*Instruction*. Identify each line in the records below that contains the word "color", and copy it.

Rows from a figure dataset
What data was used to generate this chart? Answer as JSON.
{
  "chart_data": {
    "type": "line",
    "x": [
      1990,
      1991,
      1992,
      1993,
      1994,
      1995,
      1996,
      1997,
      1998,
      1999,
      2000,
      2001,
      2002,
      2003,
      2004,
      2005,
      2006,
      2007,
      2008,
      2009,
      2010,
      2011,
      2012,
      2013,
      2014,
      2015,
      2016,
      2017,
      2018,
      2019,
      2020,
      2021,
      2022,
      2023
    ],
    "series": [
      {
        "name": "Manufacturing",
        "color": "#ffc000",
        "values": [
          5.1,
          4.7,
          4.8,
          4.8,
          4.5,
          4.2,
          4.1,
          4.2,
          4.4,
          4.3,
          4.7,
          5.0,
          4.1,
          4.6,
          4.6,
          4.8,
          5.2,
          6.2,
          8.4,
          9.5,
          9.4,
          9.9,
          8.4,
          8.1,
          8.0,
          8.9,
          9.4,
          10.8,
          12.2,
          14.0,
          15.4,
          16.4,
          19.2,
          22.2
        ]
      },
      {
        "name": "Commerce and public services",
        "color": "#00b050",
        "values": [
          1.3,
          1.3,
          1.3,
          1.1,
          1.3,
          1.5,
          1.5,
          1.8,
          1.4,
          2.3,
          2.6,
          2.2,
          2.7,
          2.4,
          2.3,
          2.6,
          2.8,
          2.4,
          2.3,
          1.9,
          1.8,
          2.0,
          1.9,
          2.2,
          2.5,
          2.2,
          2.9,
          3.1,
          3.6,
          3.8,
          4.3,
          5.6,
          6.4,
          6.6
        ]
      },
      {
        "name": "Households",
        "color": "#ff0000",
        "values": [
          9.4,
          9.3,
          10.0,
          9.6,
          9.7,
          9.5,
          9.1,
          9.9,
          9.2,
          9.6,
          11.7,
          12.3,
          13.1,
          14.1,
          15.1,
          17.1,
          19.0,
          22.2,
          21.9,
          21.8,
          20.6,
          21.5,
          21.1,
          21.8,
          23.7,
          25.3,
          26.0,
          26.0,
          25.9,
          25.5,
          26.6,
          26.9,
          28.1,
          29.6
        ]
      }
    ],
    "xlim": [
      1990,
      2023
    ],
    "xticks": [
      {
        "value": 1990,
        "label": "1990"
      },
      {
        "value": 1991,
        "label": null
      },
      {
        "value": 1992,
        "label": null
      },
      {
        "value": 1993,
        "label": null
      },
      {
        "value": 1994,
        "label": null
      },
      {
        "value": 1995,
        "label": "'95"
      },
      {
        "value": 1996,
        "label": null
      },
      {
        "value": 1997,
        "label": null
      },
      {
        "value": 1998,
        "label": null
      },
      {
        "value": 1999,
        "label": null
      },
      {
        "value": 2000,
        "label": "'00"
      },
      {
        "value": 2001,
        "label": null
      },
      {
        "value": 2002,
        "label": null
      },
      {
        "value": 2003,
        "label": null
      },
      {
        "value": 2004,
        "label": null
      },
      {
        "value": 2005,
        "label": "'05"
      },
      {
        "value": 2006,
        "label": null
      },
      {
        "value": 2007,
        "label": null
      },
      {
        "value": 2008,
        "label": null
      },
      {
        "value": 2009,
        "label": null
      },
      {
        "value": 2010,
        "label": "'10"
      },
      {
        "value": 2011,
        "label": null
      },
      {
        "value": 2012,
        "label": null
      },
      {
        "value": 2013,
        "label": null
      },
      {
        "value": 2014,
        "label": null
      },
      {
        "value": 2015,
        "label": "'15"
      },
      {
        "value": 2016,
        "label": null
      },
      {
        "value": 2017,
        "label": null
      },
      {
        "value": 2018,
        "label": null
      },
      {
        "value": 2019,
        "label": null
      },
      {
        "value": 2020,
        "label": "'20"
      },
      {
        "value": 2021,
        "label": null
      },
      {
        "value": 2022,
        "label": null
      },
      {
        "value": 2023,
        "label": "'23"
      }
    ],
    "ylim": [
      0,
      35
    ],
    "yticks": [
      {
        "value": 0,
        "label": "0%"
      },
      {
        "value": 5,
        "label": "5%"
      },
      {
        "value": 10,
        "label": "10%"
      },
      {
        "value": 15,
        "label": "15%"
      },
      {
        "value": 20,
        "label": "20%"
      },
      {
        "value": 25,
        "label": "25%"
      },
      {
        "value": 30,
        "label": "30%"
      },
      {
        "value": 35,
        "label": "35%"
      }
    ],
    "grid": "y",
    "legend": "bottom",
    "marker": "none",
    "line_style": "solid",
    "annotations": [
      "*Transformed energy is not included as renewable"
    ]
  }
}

*Reply*.
        "color": "#ffc000",
        "color": "#00b050",
        "color": "#ff0000",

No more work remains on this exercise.